Given exercise »
Please find all lines in the data that hold the string "Ayarlar" and copy them.

Material to process »
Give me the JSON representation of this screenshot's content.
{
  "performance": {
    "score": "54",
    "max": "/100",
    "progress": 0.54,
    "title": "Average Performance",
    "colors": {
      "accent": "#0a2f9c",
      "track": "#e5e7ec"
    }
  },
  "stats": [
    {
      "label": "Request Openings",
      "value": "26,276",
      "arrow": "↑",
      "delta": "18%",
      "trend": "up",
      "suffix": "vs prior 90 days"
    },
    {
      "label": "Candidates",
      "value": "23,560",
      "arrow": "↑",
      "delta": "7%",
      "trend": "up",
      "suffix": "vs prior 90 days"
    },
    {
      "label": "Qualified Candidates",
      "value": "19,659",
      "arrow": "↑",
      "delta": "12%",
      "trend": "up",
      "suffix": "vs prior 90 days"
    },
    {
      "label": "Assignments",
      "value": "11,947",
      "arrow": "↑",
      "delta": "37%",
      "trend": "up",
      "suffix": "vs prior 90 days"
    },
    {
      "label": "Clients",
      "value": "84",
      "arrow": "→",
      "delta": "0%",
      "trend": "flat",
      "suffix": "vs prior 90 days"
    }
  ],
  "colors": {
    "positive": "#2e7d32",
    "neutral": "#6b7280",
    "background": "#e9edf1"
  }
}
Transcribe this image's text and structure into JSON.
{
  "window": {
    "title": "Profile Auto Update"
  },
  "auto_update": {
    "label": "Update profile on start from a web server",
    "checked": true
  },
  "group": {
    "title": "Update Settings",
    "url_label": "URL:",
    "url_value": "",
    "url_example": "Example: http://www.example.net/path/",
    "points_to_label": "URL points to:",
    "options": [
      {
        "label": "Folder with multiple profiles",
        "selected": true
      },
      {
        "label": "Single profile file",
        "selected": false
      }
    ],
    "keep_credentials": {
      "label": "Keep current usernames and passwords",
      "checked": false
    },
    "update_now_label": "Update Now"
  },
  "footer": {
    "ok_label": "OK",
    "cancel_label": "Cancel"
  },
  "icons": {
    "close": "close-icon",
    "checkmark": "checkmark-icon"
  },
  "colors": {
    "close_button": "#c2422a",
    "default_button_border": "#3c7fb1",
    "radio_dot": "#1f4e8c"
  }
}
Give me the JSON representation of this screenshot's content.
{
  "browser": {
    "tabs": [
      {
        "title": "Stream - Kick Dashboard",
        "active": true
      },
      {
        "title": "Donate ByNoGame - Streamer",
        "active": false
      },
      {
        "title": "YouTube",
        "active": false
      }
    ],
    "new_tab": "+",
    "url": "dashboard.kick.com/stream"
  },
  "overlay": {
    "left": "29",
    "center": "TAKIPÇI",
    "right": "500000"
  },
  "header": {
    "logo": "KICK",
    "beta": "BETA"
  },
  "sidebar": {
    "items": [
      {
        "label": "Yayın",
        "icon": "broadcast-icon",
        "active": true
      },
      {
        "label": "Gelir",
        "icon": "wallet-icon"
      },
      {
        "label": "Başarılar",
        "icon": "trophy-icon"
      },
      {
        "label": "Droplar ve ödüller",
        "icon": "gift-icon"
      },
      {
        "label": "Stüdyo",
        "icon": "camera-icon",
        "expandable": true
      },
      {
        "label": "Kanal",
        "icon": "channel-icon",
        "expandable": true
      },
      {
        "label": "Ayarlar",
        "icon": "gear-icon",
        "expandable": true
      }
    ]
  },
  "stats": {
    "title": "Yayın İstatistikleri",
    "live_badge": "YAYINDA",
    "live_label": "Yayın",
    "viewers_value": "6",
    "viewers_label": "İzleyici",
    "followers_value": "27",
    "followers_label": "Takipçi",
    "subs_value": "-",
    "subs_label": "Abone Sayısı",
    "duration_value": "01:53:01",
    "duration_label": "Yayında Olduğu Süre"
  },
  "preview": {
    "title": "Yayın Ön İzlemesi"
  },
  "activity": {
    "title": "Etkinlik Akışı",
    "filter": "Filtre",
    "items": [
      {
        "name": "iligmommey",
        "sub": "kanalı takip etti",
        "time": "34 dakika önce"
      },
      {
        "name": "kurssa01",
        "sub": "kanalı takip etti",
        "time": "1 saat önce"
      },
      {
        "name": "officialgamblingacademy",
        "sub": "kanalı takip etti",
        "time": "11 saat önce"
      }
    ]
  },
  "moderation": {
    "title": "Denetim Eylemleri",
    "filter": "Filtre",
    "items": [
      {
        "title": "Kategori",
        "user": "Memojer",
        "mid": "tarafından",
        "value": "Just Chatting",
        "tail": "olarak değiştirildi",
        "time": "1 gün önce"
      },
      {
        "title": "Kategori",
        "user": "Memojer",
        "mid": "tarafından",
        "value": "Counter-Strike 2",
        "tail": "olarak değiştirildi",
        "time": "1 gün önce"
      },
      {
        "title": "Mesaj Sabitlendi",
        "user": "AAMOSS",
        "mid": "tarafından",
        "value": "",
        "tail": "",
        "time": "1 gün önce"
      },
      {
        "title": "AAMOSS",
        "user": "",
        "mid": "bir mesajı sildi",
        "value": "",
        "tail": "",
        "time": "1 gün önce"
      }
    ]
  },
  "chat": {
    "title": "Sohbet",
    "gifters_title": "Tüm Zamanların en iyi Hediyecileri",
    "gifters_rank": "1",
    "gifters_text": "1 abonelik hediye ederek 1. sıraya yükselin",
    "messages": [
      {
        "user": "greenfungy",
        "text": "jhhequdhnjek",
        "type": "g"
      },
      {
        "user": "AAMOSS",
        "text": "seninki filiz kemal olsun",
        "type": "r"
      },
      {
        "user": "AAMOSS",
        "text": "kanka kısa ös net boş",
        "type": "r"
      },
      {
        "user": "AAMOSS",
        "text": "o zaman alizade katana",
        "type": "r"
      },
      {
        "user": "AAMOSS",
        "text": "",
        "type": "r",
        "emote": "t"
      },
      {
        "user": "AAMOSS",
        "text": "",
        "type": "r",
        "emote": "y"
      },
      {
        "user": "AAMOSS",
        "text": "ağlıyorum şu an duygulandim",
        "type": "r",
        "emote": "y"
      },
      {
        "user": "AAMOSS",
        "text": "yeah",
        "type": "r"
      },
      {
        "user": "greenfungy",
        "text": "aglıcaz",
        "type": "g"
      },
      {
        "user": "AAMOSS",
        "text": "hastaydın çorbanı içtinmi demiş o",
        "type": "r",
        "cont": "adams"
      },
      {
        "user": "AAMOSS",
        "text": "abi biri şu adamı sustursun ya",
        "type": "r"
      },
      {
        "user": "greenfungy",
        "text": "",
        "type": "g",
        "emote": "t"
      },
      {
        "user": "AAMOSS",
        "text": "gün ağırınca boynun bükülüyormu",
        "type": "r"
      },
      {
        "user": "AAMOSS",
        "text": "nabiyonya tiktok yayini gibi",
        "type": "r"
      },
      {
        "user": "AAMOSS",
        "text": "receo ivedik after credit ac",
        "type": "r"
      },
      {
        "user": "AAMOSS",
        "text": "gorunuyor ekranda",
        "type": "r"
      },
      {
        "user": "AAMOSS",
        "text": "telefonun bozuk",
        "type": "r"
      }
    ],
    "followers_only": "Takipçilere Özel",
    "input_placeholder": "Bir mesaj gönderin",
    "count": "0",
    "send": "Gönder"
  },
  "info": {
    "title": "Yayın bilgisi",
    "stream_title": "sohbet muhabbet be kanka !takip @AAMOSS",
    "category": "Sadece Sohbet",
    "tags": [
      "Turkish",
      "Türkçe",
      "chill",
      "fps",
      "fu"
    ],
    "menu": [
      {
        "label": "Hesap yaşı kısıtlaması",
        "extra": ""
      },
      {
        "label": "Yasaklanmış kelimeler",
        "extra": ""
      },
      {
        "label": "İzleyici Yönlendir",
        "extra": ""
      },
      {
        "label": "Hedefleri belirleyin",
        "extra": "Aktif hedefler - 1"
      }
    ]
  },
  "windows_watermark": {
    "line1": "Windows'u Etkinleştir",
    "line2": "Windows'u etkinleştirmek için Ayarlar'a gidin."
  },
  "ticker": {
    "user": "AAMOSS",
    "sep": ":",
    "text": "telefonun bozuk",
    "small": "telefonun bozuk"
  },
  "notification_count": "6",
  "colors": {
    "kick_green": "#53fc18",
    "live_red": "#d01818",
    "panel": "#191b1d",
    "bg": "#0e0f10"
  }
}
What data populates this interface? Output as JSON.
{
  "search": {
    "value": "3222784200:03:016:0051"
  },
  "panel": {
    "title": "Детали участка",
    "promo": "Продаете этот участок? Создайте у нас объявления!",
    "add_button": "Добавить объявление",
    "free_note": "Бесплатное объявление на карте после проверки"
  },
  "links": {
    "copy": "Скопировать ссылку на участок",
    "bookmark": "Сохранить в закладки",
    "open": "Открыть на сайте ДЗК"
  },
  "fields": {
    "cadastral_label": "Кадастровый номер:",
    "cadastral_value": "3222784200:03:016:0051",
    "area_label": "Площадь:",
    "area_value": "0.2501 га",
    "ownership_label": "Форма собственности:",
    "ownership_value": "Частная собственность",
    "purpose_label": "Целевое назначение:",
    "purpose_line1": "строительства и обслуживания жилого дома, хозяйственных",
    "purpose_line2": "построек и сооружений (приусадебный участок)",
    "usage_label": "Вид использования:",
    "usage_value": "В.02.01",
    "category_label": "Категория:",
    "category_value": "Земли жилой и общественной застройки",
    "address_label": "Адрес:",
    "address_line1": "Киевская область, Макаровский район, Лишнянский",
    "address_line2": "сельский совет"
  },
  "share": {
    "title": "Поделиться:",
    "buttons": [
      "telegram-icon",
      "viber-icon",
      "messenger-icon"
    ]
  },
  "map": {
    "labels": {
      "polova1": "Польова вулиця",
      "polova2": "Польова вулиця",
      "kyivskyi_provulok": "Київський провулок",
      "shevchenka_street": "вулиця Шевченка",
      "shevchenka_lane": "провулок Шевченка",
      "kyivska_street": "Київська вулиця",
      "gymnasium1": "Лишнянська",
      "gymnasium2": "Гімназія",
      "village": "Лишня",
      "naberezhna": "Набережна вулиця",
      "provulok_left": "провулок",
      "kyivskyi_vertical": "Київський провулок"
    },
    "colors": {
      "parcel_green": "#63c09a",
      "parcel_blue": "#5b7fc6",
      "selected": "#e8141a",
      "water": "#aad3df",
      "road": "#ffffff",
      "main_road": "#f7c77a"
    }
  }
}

Exercise response »
        "label": "Ayarlar",
    "line2": "Windows'u etkinleştirmek için Ayarlar'a gidin."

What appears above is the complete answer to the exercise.